##### RECORDS TO USE

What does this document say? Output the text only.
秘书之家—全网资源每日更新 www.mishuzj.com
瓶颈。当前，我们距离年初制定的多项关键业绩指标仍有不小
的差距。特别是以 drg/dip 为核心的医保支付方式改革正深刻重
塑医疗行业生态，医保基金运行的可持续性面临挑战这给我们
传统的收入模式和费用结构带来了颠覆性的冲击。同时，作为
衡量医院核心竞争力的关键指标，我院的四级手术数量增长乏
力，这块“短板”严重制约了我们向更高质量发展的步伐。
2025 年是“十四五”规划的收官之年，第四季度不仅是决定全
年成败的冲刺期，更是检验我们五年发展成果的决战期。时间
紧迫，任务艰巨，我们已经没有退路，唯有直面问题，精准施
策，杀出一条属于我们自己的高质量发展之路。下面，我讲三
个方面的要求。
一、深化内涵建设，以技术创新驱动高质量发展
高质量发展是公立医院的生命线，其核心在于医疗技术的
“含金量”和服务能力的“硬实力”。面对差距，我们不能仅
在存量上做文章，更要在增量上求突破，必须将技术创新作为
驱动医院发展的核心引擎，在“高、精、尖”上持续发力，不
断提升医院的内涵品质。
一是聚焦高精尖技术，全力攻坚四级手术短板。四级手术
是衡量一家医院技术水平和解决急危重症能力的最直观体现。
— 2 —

##########

Exact output of every entry is required.

SOLUTION:
What does this document say? Output the text only.
秘书之家—全网资源每日更新 www.mishuzj.com
瓶颈。当前，我们距离年初制定的多项关键业绩指标仍有不小
的差距。特别是以 drg/dip 为核心的医保支付方式改革正深刻重
塑医疗行业生态，医保基金运行的可持续性面临挑战这给我们
传统的收入模式和费用结构带来了颠覆性的冲击。同时，作为
衡量医院核心竞争力的关键指标，我院的四级手术数量增长乏
力，这块“短板”严重制约了我们向更高质量发展的步伐。
2025 年是“十四五”规划的收官之年，第四季度不仅是决定全
年成败的冲刺期，更是检验我们五年发展成果的决战期。时间
紧迫，任务艰巨，我们已经没有退路，唯有直面问题，精准施
策，杀出一条属于我们自己的高质量发展之路。下面，我讲三
个方面的要求。
一、深化内涵建设，以技术创新驱动高质量发展
高质量发展是公立医院的生命线，其核心在于医疗技术的
“含金量”和服务能力的“硬实力”。面对差距，我们不能仅
在存量上做文章，更要在增量上求突破，必须将技术创新作为
驱动医院发展的核心引擎，在“高、精、尖”上持续发力，不
断提升医院的内涵品质。
一是聚焦高精尖技术，全力攻坚四级手术短板。四级手术
是衡量一家医院技术水平和解决急危重症能力的最直观体现。
— 2 —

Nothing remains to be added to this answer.